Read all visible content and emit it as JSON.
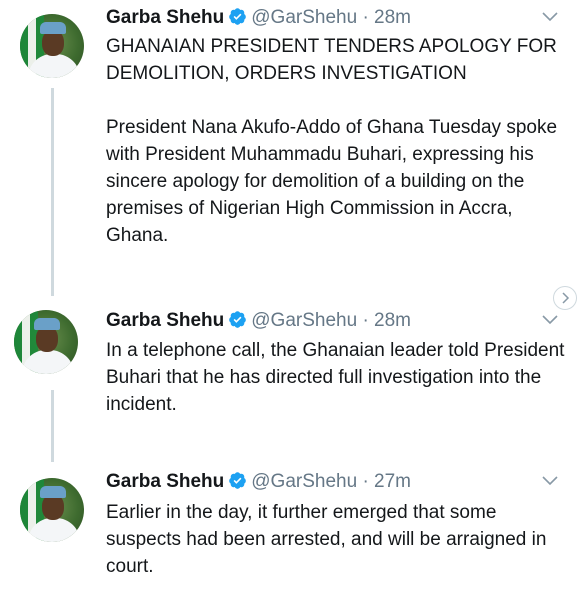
{
  "tweets": [
    {
      "name": "Garba Shehu",
      "handle": "@GarShehu",
      "separator": "·",
      "time": "28m",
      "paragraphs": [
        "GHANAIAN PRESIDENT TENDERS APOLOGY FOR DEMOLITION, ORDERS INVESTIGATION",
        "President Nana Akufo-Addo of Ghana Tuesday spoke with President Muhammadu Buhari, expressing his sincere apology for demolition of a building on the premises of Nigerian High Commission in Accra, Ghana."
      ]
    },
    {
      "name": "Garba Shehu",
      "handle": "@GarShehu",
      "separator": "·",
      "time": "28m",
      "paragraphs": [
        "In a telephone call, the Ghanaian leader told President Buhari that he has directed full investigation into the incident."
      ]
    },
    {
      "name": "Garba Shehu",
      "handle": "@GarShehu",
      "separator": "·",
      "time": "27m",
      "paragraphs": [
        "Earlier in the day, it further emerged that some suspects had been arrested, and will be arraigned in court."
      ]
    }
  ],
  "icons": {
    "verified": "verified-badge-icon",
    "menu": "chevron-down-icon",
    "next": "chevron-right-icon"
  },
  "colors": {
    "verified": "#1da1f2",
    "secondary_text": "#657786",
    "thread_line": "#cfd9de"
  }
}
----
**Written exercise:**
Any pictures should be dropped; transcribe the rest of the records above exactly.

**Worked solution:**
Read all visible content and emit it as JSON.
{
  "tweets": [
    {
      "name": "Garba Shehu",
      "handle": "@GarShehu",
      "separator": "·",
      "time": "28m",
      "paragraphs": [
        "GHANAIAN PRESIDENT TENDERS APOLOGY FOR DEMOLITION, ORDERS INVESTIGATION",
        "President Nana Akufo-Addo of Ghana Tuesday spoke with President Muhammadu Buhari, expressing his sincere apology for demolition of a building on the premises of Nigerian High Commission in Accra, Ghana."
      ]
    },
    {
      "name": "Garba Shehu",
      "handle": "@GarShehu",
      "separator": "·",
      "time": "28m",
      "paragraphs": [
        "In a telephone call, the Ghanaian leader told President Buhari that he has directed full investigation into the incident."
      ]
    },
    {
      "name": "Garba Shehu",
      "handle": "@GarShehu",
      "separator": "·",
      "time": "27m",
      "paragraphs": [
        "Earlier in the day, it further emerged that some suspects had been arrested, and will be arraigned in court."
      ]
    }
  ],
  "icons": {
    "verified": "verified-badge-icon",
    "menu": "chevron-down-icon",
    "next": "chevron-right-icon"
  },
  "colors": {
    "verified": "#1da1f2",
    "secondary_text": "#657786",
    "thread_line": "#cfd9de"
  }
}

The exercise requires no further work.